Stored entries

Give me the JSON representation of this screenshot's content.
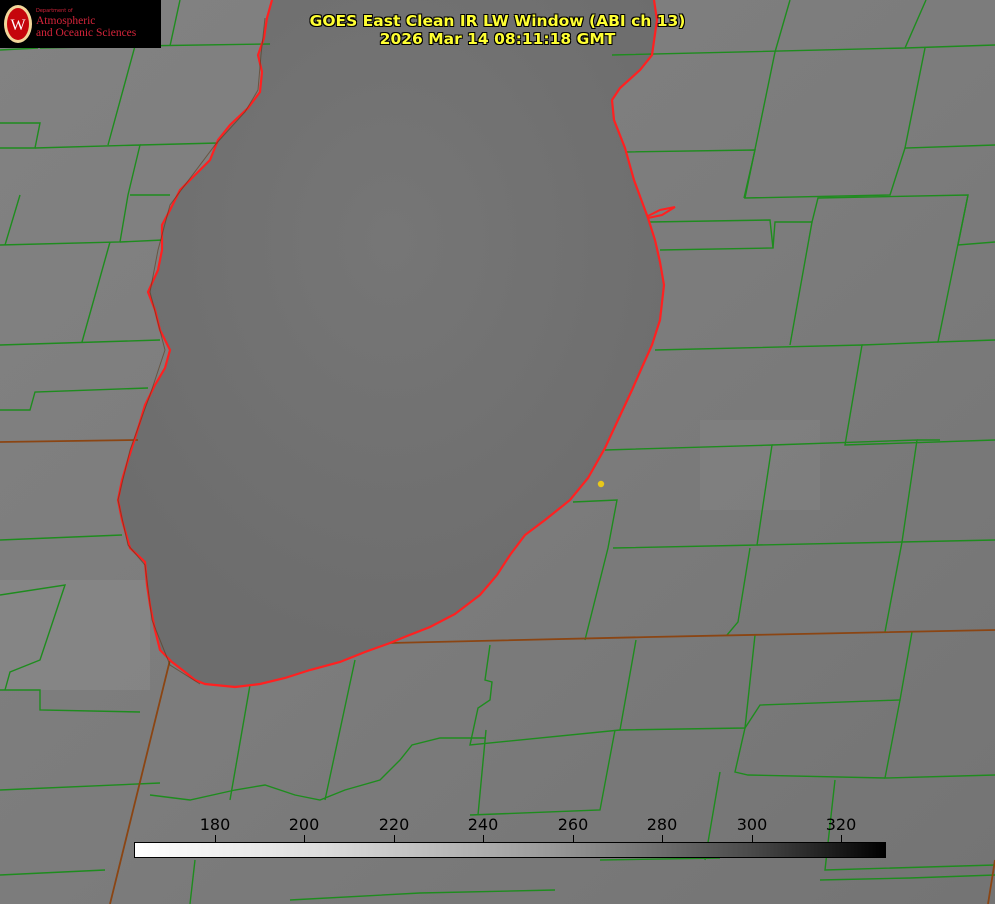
{
  "header": {
    "title_line1": "GOES East Clean IR LW Window (ABI ch 13)",
    "title_line2": "2026 Mar 14 08:11:18 GMT"
  },
  "logo": {
    "dept": "Department of",
    "line1": "Atmospheric",
    "line2": "and Oceanic Sciences",
    "seal_letter": "W"
  },
  "colorbar": {
    "ticks": [
      "180",
      "200",
      "220",
      "240",
      "260",
      "280",
      "300",
      "320"
    ],
    "gradient": "white-to-black"
  },
  "colors": {
    "title": "#ffff33",
    "coastline": "#ff2020",
    "county_lines": "#1e8c1e",
    "marker": "#e8c81a",
    "logo_text": "#d4243a"
  },
  "map": {
    "feature": "Lake Michigan (southern portion)",
    "marker": "yellow-dot"
  }
}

DO THIS
Drop the images and quote the entries word for word.

RESULT
Give me the JSON representation of this screenshot's content.
{
  "header": {
    "title_line1": "GOES East Clean IR LW Window (ABI ch 13)",
    "title_line2": "2026 Mar 14 08:11:18 GMT"
  },
  "logo": {
    "dept": "Department of",
    "line1": "Atmospheric",
    "line2": "and Oceanic Sciences",
    "seal_letter": "W"
  },
  "colorbar": {
    "ticks": [
      "180",
      "200",
      "220",
      "240",
      "260",
      "280",
      "300",
      "320"
    ],
    "gradient": "white-to-black"
  },
  "colors": {
    "title": "#ffff33",
    "coastline": "#ff2020",
    "county_lines": "#1e8c1e",
    "marker": "#e8c81a",
    "logo_text": "#d4243a"
  },
  "map": {
    "feature": "Lake Michigan (southern portion)",
    "marker": "yellow-dot"
  }
}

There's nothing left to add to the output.